● RECORDED DATA
-- START --

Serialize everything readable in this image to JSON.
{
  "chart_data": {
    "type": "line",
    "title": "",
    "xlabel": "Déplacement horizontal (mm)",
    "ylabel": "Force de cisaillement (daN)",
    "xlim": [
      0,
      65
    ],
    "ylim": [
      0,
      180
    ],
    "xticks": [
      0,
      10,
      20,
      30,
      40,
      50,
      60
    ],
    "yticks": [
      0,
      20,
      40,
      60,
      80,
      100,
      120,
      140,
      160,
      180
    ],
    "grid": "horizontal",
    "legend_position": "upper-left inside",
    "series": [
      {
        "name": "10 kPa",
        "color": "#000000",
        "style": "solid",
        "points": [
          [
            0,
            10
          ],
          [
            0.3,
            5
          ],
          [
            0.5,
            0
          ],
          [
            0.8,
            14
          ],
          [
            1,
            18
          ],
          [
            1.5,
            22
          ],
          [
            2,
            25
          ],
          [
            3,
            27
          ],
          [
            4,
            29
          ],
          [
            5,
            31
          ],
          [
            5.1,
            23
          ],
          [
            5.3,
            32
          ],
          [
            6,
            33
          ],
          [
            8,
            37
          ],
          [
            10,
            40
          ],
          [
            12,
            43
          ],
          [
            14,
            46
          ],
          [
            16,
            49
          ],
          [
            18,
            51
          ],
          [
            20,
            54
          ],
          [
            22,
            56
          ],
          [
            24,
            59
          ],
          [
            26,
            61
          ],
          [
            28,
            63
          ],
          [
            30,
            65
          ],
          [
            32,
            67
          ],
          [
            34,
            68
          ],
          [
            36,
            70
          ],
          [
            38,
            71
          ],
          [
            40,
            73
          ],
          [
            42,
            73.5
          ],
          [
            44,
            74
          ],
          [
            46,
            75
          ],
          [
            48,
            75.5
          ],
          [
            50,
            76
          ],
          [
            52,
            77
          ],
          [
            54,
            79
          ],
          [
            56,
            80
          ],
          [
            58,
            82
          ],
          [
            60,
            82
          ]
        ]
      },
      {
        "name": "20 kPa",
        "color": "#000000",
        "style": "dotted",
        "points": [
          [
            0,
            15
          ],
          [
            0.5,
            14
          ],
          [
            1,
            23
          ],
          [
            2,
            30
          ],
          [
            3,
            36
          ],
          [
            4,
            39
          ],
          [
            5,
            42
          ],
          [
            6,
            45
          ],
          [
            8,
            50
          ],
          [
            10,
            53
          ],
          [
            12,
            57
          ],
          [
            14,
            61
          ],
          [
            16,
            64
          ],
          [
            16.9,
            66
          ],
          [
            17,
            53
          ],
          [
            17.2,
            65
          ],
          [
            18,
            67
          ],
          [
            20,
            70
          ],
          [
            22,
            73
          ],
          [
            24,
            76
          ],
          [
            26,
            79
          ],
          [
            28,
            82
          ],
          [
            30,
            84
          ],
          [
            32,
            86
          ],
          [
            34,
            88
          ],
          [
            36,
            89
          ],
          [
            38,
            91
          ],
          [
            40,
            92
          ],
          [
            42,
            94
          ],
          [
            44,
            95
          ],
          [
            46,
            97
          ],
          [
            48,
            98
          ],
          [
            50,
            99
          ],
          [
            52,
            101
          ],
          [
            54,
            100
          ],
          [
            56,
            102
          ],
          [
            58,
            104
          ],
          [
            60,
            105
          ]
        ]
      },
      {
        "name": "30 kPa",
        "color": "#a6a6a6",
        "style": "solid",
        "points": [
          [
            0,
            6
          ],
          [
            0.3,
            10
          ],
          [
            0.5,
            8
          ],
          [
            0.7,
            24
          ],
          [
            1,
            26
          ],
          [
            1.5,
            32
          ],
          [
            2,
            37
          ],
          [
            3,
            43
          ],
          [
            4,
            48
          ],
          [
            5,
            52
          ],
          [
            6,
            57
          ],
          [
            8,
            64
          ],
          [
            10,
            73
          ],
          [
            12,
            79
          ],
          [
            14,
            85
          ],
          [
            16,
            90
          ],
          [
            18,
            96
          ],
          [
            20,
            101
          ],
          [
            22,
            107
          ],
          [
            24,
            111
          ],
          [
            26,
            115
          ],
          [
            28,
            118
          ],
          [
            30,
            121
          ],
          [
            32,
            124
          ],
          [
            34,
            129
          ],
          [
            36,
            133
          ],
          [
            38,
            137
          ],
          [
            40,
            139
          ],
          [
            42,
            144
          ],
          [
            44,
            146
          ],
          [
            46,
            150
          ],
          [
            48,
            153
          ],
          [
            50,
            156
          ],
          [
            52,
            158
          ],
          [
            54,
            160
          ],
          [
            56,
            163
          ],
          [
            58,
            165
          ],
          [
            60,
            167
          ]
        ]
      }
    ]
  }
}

-- END --
-- START --

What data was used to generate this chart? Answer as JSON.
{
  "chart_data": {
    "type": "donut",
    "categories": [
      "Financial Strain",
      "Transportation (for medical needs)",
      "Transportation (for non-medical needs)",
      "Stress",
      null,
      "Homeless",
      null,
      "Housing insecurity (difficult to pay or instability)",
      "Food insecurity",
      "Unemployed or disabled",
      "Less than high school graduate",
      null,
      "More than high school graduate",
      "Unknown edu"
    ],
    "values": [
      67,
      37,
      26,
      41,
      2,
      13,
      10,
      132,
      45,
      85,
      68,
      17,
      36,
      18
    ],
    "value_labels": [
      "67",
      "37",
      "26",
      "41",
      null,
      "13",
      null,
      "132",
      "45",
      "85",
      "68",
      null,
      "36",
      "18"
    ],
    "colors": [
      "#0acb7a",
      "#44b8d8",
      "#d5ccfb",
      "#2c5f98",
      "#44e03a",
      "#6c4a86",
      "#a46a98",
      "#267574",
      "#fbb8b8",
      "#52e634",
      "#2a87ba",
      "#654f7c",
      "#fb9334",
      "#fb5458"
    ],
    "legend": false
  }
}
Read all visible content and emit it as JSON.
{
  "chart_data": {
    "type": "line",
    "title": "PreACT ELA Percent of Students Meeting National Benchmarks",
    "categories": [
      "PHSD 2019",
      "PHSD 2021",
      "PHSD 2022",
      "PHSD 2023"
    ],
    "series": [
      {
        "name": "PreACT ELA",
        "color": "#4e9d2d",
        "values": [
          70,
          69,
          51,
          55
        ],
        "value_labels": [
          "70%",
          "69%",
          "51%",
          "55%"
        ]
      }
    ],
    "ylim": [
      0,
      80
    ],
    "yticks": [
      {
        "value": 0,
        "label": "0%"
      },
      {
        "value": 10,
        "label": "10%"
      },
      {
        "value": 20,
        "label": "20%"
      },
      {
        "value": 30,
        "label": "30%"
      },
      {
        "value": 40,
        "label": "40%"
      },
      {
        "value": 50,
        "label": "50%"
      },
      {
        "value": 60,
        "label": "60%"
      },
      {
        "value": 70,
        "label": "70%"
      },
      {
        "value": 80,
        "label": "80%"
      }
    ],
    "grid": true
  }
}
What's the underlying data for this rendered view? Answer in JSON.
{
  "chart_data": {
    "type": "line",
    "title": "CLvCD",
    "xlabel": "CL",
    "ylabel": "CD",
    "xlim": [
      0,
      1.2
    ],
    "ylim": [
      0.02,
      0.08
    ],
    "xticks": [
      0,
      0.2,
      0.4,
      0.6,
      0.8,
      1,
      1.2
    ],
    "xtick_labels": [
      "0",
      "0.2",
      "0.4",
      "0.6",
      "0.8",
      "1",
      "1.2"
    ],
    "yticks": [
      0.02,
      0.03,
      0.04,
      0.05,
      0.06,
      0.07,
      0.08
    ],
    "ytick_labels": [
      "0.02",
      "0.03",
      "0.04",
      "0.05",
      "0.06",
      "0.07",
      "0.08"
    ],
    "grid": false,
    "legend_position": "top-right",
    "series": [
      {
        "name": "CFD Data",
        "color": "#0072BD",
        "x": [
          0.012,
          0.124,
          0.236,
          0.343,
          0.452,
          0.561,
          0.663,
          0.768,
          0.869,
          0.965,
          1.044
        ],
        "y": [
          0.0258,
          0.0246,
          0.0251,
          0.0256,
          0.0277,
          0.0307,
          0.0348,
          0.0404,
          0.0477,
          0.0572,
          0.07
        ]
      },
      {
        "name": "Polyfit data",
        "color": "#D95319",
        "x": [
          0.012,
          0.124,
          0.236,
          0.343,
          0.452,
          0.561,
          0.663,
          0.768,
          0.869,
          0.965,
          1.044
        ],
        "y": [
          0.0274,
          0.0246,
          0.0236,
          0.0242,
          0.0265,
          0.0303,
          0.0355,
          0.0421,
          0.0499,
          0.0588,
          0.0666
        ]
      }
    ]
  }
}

-- END --

● WHAT THIS TASK INVOLVES
How many of the lines above contain the string "PHSD"? Give the number only.

● THE RESPONSE
4